Goal:
Below is the data. Give it again, complete and exact.

Information given:

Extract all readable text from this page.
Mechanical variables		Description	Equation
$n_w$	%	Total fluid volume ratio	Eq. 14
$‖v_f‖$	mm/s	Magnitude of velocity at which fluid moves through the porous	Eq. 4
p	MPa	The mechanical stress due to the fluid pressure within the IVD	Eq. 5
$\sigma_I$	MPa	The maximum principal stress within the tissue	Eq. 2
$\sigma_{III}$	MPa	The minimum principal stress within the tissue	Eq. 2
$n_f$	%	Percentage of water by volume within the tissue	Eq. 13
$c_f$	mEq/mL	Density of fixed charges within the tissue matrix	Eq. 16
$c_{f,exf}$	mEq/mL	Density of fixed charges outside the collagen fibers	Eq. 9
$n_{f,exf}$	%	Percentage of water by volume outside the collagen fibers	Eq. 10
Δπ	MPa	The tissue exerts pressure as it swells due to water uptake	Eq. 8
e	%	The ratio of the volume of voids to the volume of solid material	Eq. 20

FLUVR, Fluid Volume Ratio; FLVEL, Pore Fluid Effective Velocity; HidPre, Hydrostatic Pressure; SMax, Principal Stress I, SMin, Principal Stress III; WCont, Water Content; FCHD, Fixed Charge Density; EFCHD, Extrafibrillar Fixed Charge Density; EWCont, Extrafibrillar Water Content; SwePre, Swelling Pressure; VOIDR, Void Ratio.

Expected answer:
Extract all readable text from this page.
Mechanical variables		Description	Equation
$n_w$	%	Total fluid volume ratio	Eq. 14
$‖v_f‖$	mm/s	Magnitude of velocity at which fluid moves through the porous	Eq. 4
p	MPa	The mechanical stress due to the fluid pressure within the IVD	Eq. 5
$\sigma_I$	MPa	The maximum principal stress within the tissue	Eq. 2
$\sigma_{III}$	MPa	The minimum principal stress within the tissue	Eq. 2
$n_f$	%	Percentage of water by volume within the tissue	Eq. 13
$c_f$	mEq/mL	Density of fixed charges within the tissue matrix	Eq. 16
$c_{f,exf}$	mEq/mL	Density of fixed charges outside the collagen fibers	Eq. 9
$n_{f,exf}$	%	Percentage of water by volume outside the collagen fibers	Eq. 10
Δπ	MPa	The tissue exerts pressure as it swells due to water uptake	Eq. 8
e	%	The ratio of the volume of voids to the volume of solid material	Eq. 20

FLUVR, Fluid Volume Ratio; FLVEL, Pore Fluid Effective Velocity; HidPre, Hydrostatic Pressure; SMax, Principal Stress I, SMin, Principal Stress III; WCont, Water Content; FCHD, Fixed Charge Density; EFCHD, Extrafibrillar Fixed Charge Density; EWCont, Extrafibrillar Water Content; SwePre, Swelling Pressure; VOIDR, Void Ratio.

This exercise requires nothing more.